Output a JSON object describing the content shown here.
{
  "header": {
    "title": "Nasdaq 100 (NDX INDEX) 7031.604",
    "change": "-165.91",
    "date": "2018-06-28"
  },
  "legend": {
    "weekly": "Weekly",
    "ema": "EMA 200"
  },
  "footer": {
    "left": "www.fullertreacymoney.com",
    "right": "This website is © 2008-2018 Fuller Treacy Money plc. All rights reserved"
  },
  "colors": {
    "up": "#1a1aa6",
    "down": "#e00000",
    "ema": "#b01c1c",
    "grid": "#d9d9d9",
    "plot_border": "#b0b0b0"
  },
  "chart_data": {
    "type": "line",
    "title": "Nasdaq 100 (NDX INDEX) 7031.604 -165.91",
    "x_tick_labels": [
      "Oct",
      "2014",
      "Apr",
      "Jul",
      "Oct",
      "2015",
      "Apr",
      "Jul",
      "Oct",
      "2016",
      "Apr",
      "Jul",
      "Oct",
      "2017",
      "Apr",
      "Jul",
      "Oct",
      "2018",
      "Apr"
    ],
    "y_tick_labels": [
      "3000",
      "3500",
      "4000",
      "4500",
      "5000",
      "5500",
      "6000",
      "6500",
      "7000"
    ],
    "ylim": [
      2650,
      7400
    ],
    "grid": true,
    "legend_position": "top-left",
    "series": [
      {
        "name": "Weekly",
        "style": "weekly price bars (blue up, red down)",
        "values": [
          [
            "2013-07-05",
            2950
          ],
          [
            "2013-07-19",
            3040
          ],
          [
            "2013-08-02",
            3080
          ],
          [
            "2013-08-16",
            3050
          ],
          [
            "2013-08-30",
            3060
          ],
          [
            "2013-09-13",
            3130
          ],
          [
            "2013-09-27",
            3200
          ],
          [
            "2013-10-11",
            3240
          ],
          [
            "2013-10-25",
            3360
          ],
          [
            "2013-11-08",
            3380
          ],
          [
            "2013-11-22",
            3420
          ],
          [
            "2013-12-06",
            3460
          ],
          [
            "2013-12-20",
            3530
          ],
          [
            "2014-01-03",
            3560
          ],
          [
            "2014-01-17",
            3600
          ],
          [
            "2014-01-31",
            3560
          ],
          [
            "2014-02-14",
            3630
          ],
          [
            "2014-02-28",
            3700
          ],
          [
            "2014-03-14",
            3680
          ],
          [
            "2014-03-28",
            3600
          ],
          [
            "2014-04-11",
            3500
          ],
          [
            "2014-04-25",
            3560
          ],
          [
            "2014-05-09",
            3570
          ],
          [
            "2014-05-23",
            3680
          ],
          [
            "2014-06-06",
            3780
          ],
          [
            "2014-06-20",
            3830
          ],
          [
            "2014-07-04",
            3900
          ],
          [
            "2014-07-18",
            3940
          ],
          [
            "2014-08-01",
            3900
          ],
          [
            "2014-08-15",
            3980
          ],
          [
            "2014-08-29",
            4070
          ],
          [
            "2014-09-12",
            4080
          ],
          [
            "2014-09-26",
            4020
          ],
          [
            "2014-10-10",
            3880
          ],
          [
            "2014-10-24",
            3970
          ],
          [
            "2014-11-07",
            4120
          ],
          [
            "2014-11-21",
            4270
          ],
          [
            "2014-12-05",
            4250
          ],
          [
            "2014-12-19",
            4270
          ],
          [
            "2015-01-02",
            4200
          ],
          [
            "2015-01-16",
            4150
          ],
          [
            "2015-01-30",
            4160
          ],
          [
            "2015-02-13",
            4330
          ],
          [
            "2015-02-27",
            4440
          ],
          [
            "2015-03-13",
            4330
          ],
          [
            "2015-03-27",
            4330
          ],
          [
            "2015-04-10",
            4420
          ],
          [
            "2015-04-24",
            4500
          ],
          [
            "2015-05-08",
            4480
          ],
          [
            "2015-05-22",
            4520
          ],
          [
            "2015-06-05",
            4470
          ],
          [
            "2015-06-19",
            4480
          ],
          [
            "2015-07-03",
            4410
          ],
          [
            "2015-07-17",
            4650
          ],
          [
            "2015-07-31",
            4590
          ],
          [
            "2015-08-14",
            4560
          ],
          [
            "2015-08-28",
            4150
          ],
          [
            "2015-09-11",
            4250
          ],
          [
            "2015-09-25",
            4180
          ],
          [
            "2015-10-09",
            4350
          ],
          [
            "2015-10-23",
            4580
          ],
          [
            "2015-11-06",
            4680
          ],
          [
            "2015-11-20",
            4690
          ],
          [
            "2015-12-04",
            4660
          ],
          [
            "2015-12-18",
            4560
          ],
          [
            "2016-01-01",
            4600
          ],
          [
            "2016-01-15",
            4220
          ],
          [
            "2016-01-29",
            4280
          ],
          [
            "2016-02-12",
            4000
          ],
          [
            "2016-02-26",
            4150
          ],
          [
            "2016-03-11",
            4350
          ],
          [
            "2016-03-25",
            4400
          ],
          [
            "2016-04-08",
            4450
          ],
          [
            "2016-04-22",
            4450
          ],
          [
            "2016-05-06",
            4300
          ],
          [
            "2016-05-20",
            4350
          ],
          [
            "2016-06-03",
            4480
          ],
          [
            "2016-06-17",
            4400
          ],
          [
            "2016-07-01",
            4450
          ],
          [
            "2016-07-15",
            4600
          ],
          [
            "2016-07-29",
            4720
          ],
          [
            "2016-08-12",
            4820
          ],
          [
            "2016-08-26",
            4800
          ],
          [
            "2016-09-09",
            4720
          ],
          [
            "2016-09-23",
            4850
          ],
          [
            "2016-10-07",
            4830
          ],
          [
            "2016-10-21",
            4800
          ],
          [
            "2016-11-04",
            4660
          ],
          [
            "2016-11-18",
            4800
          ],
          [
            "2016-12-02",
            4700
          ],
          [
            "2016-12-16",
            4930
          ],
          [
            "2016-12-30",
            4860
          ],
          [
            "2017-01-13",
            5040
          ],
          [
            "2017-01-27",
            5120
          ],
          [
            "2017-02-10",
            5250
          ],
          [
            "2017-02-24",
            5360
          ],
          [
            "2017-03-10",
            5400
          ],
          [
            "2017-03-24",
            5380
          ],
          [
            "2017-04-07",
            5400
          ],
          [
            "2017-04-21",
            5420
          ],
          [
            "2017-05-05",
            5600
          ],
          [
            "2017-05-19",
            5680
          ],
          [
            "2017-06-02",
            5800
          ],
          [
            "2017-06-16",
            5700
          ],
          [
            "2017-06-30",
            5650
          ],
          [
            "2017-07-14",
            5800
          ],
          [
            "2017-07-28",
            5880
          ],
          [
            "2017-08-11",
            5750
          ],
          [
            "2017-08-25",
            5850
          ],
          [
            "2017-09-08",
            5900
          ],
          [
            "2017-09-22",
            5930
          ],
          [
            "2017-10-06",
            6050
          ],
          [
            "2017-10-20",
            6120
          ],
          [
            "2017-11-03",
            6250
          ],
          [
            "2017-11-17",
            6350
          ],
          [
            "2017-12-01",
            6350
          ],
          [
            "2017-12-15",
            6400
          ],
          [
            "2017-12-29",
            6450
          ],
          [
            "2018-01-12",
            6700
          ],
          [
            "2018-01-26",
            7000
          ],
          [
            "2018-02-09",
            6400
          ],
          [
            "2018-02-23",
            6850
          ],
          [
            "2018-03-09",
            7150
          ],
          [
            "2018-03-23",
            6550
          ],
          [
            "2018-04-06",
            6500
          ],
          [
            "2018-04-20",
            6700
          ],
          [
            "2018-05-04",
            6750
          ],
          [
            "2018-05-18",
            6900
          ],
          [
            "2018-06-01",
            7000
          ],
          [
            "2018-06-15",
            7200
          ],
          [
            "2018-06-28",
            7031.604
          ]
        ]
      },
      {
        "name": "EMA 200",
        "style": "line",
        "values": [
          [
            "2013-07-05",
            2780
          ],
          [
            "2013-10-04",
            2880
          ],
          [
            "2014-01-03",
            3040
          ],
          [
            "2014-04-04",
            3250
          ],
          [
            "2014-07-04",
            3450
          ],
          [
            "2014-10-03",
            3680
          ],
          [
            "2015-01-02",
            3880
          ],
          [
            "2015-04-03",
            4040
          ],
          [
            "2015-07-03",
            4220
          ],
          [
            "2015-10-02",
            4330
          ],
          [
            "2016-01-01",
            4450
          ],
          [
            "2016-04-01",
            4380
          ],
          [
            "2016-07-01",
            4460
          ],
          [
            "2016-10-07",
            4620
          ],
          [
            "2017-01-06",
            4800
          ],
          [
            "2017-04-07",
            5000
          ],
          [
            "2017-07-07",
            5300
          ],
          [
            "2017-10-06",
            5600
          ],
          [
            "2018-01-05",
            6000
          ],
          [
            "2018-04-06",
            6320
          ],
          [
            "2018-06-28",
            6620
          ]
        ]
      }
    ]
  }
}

============================================================

Exercise requirements: Pull out each line of the entries that contains "down".

Complete output:
    "down": "#e00000",
        "style": "weekly price bars (blue up, red down)",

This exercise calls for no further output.